Texto proporcionado |
===============

Estatuilla del jefe Saraiva
 en una fiesta de aceite.
Otra explicación más plausible para el hallazgo óseo en los restos momificados de Gumerxindo Saraiva daría al traste con toda esta leyenda acerca de sus orígenes sagrados, añadiendo de paso un aspecto bastante controvertido a su mítica concupiscencia: la evidencia de que el caudillo sufriera una impotencia eréctil y hubiera utilizado un implante quirúrgico para lograr un pene enhiesto y duro, con una erección sostenida y larga, incluso sin estimulación sexual. Según este enfoque, el jefe Saraiva se habría aficionado a los opiáceos como terapia medicinal contra sus problemas de erección y una vez adicto a ellos se habría hecho implantar el báculo de algún primate de gran tamaño. En algunas estatuillas de la época se le representa aplicándose aceite en su miembro viril con algún oscuro propósito.

viernes, 14 de diciembre de 2012

Hágase como se ordena

La pía educación, uno de los pilares más seguros de la virtud.

===============

Material a examinar |
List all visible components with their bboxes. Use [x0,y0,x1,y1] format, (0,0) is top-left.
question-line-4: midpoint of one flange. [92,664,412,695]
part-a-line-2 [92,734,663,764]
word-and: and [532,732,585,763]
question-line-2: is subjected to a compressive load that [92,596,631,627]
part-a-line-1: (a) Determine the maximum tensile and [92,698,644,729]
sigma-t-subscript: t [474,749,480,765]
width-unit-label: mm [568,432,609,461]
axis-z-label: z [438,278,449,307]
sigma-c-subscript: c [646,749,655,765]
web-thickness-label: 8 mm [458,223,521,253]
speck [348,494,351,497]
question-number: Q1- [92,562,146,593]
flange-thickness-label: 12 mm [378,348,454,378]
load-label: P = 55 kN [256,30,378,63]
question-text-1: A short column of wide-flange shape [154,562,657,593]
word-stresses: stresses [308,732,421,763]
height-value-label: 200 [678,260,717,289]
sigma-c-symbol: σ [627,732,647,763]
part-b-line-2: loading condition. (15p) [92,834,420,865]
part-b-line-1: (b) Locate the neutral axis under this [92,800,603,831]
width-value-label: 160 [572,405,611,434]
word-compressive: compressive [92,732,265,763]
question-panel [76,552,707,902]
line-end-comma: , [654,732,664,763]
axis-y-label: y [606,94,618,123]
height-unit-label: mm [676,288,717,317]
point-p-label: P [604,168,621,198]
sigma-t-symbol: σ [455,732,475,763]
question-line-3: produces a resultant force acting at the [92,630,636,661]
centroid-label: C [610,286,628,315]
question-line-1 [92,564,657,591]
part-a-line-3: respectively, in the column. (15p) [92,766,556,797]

===============

Tus tareas |
[1] Resume en dos oraciones el texto sobre el jefe Saraiva.
[2] Traduce al inglés esta oración del texto sobre el jefe Saraiva: "En algunas estatuillas de la época se le representa aplicándose aceite en su miembro viril con algún oscuro propósito."
[3] Escribe sin cambios el fragmento del texto sobre el jefe Saraiva que va de "Otra explicación más" a "algún oscuro propósito.".

Respuestas por tarea |
[1] Una explicación más plausible del hallazgo óseo en los restos momificados de Gumerxindo Saraiva acabaría con la leyenda de sus orígenes sagrados, pues indicaría que el caudillo sufrió impotencia eréctil y usó un implante quirúrgico para lograr una erección sostenida. Según este enfoque, se aficionó a los opiáceos como terapia contra sus problemas de erección y, ya adicto, se hizo implantar el báculo de algún primate de gran tamaño.

[2] In some statuettes from the period, he is depicted applying oil to his male member for some obscure purpose.

[3]
Otra explicación más plausible para el hallazgo óseo en los restos momificados de Gumerxindo Saraiva daría al traste con toda esta leyenda acerca de sus orígenes sagrados, añadiendo de paso un aspecto bastante controvertido a su mítica concupiscencia: la evidencia de que el caudillo sufriera una impotencia eréctil y hubiera utilizado un implante quirúrgico para lograr un pene enhiesto y duro, con una erección sostenida y larga, incluso sin estimulación sexual. Según este enfoque, el jefe Saraiva se habría aficionado a los opiáceos como terapia medicinal contra sus problemas de erección y una vez adicto a ellos se habría hecho implantar el báculo de algún primate de gran tamaño. En algunas estatuillas de la época se le representa aplicándose aceite en su miembro viril con algún oscuro propósito.